(Work to complete) Repeat the whole listing exactly.

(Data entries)
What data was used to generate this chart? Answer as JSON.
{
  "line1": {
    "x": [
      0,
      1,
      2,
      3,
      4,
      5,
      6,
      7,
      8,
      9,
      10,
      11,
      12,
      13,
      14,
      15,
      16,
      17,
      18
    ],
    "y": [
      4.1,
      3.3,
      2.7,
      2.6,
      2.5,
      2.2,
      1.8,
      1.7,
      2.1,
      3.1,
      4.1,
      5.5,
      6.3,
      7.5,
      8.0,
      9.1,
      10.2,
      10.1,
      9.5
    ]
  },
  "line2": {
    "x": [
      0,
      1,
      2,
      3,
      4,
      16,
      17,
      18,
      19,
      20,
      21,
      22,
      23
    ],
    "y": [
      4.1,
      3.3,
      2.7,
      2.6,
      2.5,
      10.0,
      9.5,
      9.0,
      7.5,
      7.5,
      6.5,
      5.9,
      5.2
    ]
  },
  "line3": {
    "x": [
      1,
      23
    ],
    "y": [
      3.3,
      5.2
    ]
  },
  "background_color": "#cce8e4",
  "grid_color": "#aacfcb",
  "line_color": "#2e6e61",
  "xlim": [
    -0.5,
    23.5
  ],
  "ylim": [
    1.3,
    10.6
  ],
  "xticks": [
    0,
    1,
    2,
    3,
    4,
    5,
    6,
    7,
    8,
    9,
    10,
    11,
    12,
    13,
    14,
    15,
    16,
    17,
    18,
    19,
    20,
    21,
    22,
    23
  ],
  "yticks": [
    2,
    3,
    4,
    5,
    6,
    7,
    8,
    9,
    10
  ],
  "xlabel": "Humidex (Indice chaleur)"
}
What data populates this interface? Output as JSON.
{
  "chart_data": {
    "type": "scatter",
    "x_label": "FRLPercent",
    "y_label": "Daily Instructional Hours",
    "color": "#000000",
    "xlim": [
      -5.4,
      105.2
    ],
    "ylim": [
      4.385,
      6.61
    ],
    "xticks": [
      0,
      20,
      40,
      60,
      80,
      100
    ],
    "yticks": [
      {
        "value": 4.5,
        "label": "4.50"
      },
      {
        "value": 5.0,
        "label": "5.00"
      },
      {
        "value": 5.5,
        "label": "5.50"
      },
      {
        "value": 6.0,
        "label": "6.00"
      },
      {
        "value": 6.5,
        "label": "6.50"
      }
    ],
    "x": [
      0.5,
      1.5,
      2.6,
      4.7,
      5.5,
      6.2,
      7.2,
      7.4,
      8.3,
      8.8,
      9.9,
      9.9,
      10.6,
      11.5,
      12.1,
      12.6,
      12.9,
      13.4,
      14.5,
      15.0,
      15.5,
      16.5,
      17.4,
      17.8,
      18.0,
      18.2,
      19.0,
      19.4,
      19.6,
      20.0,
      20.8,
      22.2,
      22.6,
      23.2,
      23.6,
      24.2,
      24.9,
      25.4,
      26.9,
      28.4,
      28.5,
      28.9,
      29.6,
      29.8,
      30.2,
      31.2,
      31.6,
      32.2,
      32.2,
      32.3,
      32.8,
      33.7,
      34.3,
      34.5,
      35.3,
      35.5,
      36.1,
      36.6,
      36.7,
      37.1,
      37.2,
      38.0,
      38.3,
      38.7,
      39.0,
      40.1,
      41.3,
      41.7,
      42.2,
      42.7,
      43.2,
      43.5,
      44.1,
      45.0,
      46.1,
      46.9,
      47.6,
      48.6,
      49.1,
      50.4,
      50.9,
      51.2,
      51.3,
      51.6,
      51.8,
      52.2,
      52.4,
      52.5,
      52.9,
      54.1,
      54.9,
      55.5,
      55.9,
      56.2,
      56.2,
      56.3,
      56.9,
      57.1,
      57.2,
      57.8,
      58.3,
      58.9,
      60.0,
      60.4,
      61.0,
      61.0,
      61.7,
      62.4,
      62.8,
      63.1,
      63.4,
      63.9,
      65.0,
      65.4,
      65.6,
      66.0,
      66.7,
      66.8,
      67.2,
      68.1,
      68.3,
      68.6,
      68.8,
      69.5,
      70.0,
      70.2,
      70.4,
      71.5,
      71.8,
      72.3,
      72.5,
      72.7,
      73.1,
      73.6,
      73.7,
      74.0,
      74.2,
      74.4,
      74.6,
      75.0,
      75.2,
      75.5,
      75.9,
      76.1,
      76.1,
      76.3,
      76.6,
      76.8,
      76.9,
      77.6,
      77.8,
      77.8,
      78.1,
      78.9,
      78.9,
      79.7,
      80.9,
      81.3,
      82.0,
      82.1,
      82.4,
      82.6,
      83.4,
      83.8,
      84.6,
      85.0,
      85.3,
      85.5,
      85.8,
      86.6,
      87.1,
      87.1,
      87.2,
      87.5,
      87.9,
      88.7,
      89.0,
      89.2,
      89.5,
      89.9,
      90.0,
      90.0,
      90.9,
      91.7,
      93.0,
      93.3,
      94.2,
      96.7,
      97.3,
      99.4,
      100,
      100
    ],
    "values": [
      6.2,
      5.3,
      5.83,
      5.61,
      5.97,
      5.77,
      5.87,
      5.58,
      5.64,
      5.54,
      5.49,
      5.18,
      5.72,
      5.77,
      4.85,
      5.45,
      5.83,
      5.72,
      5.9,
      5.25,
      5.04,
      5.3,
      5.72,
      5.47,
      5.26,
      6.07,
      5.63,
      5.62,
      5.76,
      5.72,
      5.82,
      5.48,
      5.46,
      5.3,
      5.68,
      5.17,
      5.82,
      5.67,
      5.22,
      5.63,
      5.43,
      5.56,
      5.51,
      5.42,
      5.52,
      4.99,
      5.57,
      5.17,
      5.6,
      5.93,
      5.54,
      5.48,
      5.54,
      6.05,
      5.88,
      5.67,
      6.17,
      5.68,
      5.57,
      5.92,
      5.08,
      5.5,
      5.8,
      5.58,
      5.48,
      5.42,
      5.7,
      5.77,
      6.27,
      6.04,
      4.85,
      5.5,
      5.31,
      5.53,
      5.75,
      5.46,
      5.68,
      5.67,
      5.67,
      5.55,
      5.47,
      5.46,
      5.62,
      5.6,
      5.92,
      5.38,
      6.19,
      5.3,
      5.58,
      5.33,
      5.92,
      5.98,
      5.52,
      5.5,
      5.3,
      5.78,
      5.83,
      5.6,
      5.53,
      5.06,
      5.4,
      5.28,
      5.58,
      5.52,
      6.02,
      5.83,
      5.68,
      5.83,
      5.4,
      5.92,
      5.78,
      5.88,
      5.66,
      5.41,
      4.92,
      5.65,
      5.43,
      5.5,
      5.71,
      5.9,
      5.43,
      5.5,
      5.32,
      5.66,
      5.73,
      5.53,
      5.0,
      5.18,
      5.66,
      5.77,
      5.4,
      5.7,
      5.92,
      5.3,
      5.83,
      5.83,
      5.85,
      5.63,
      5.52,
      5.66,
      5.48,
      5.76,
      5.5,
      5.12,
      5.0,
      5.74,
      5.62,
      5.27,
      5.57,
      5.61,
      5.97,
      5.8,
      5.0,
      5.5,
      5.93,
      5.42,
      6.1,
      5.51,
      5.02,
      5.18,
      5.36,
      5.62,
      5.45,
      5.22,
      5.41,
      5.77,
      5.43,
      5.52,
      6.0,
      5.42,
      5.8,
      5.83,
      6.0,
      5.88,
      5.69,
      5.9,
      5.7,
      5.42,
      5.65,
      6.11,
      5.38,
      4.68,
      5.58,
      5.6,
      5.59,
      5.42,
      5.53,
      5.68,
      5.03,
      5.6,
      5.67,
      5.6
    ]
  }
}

(Answer to the exercise)
What data was used to generate this chart? Answer as JSON.
{
  "line1": {
    "x": [
      0,
      1,
      2,
      3,
      4,
      5,
      6,
      7,
      8,
      9,
      10,
      11,
      12,
      13,
      14,
      15,
      16,
      17,
      18
    ],
    "y": [
      4.1,
      3.3,
      2.7,
      2.6,
      2.5,
      2.2,
      1.8,
      1.7,
      2.1,
      3.1,
      4.1,
      5.5,
      6.3,
      7.5,
      8.0,
      9.1,
      10.2,
      10.1,
      9.5
    ]
  },
  "line2": {
    "x": [
      0,
      1,
      2,
      3,
      4,
      16,
      17,
      18,
      19,
      20,
      21,
      22,
      23
    ],
    "y": [
      4.1,
      3.3,
      2.7,
      2.6,
      2.5,
      10.0,
      9.5,
      9.0,
      7.5,
      7.5,
      6.5,
      5.9,
      5.2
    ]
  },
  "line3": {
    "x": [
      1,
      23
    ],
    "y": [
      3.3,
      5.2
    ]
  },
  "background_color": "#cce8e4",
  "grid_color": "#aacfcb",
  "line_color": "#2e6e61",
  "xlim": [
    -0.5,
    23.5
  ],
  "ylim": [
    1.3,
    10.6
  ],
  "xticks": [
    0,
    1,
    2,
    3,
    4,
    5,
    6,
    7,
    8,
    9,
    10,
    11,
    12,
    13,
    14,
    15,
    16,
    17,
    18,
    19,
    20,
    21,
    22,
    23
  ],
  "yticks": [
    2,
    3,
    4,
    5,
    6,
    7,
    8,
    9,
    10
  ],
  "xlabel": "Humidex (Indice chaleur)"
}
What data populates this interface? Output as JSON.
{
  "chart_data": {
    "type": "scatter",
    "x_label": "FRLPercent",
    "y_label": "Daily Instructional Hours",
    "color": "#000000",
    "xlim": [
      -5.4,
      105.2
    ],
    "ylim": [
      4.385,
      6.61
    ],
    "xticks": [
      0,
      20,
      40,
      60,
      80,
      100
    ],
    "yticks": [
      {
        "value": 4.5,
        "label": "4.50"
      },
      {
        "value": 5.0,
        "label": "5.00"
      },
      {
        "value": 5.5,
        "label": "5.50"
      },
      {
        "value": 6.0,
        "label": "6.00"
      },
      {
        "value": 6.5,
        "label": "6.50"
      }
    ],
    "x": [
      0.5,
      1.5,
      2.6,
      4.7,
      5.5,
      6.2,
      7.2,
      7.4,
      8.3,
      8.8,
      9.9,
      9.9,
      10.6,
      11.5,
      12.1,
      12.6,
      12.9,
      13.4,
      14.5,
      15.0,
      15.5,
      16.5,
      17.4,
      17.8,
      18.0,
      18.2,
      19.0,
      19.4,
      19.6,
      20.0,
      20.8,
      22.2,
      22.6,
      23.2,
      23.6,
      24.2,
      24.9,
      25.4,
      26.9,
      28.4,
      28.5,
      28.9,
      29.6,
      29.8,
      30.2,
      31.2,
      31.6,
      32.2,
      32.2,
      32.3,
      32.8,
      33.7,
      34.3,
      34.5,
      35.3,
      35.5,
      36.1,
      36.6,
      36.7,
      37.1,
      37.2,
      38.0,
      38.3,
      38.7,
      39.0,
      40.1,
      41.3,
      41.7,
      42.2,
      42.7,
      43.2,
      43.5,
      44.1,
      45.0,
      46.1,
      46.9,
      47.6,
      48.6,
      49.1,
      50.4,
      50.9,
      51.2,
      51.3,
      51.6,
      51.8,
      52.2,
      52.4,
      52.5,
      52.9,
      54.1,
      54.9,
      55.5,
      55.9,
      56.2,
      56.2,
      56.3,
      56.9,
      57.1,
      57.2,
      57.8,
      58.3,
      58.9,
      60.0,
      60.4,
      61.0,
      61.0,
      61.7,
      62.4,
      62.8,
      63.1,
      63.4,
      63.9,
      65.0,
      65.4,
      65.6,
      66.0,
      66.7,
      66.8,
      67.2,
      68.1,
      68.3,
      68.6,
      68.8,
      69.5,
      70.0,
      70.2,
      70.4,
      71.5,
      71.8,
      72.3,
      72.5,
      72.7,
      73.1,
      73.6,
      73.7,
      74.0,
      74.2,
      74.4,
      74.6,
      75.0,
      75.2,
      75.5,
      75.9,
      76.1,
      76.1,
      76.3,
      76.6,
      76.8,
      76.9,
      77.6,
      77.8,
      77.8,
      78.1,
      78.9,
      78.9,
      79.7,
      80.9,
      81.3,
      82.0,
      82.1,
      82.4,
      82.6,
      83.4,
      83.8,
      84.6,
      85.0,
      85.3,
      85.5,
      85.8,
      86.6,
      87.1,
      87.1,
      87.2,
      87.5,
      87.9,
      88.7,
      89.0,
      89.2,
      89.5,
      89.9,
      90.0,
      90.0,
      90.9,
      91.7,
      93.0,
      93.3,
      94.2,
      96.7,
      97.3,
      99.4,
      100,
      100
    ],
    "values": [
      6.2,
      5.3,
      5.83,
      5.61,
      5.97,
      5.77,
      5.87,
      5.58,
      5.64,
      5.54,
      5.49,
      5.18,
      5.72,
      5.77,
      4.85,
      5.45,
      5.83,
      5.72,
      5.9,
      5.25,
      5.04,
      5.3,
      5.72,
      5.47,
      5.26,
      6.07,
      5.63,
      5.62,
      5.76,
      5.72,
      5.82,
      5.48,
      5.46,
      5.3,
      5.68,
      5.17,
      5.82,
      5.67,
      5.22,
      5.63,
      5.43,
      5.56,
      5.51,
      5.42,
      5.52,
      4.99,
      5.57,
      5.17,
      5.6,
      5.93,
      5.54,
      5.48,
      5.54,
      6.05,
      5.88,
      5.67,
      6.17,
      5.68,
      5.57,
      5.92,
      5.08,
      5.5,
      5.8,
      5.58,
      5.48,
      5.42,
      5.7,
      5.77,
      6.27,
      6.04,
      4.85,
      5.5,
      5.31,
      5.53,
      5.75,
      5.46,
      5.68,
      5.67,
      5.67,
      5.55,
      5.47,
      5.46,
      5.62,
      5.6,
      5.92,
      5.38,
      6.19,
      5.3,
      5.58,
      5.33,
      5.92,
      5.98,
      5.52,
      5.5,
      5.3,
      5.78,
      5.83,
      5.6,
      5.53,
      5.06,
      5.4,
      5.28,
      5.58,
      5.52,
      6.02,
      5.83,
      5.68,
      5.83,
      5.4,
      5.92,
      5.78,
      5.88,
      5.66,
      5.41,
      4.92,
      5.65,
      5.43,
      5.5,
      5.71,
      5.9,
      5.43,
      5.5,
      5.32,
      5.66,
      5.73,
      5.53,
      5.0,
      5.18,
      5.66,
      5.77,
      5.4,
      5.7,
      5.92,
      5.3,
      5.83,
      5.83,
      5.85,
      5.63,
      5.52,
      5.66,
      5.48,
      5.76,
      5.5,
      5.12,
      5.0,
      5.74,
      5.62,
      5.27,
      5.57,
      5.61,
      5.97,
      5.8,
      5.0,
      5.5,
      5.93,
      5.42,
      6.1,
      5.51,
      5.02,
      5.18,
      5.36,
      5.62,
      5.45,
      5.22,
      5.41,
      5.77,
      5.43,
      5.52,
      6.0,
      5.42,
      5.8,
      5.83,
      6.0,
      5.88,
      5.69,
      5.9,
      5.7,
      5.42,
      5.65,
      6.11,
      5.38,
      4.68,
      5.58,
      5.6,
      5.59,
      5.42,
      5.53,
      5.68,
      5.03,
      5.6,
      5.67,
      5.6
    ]
  }
}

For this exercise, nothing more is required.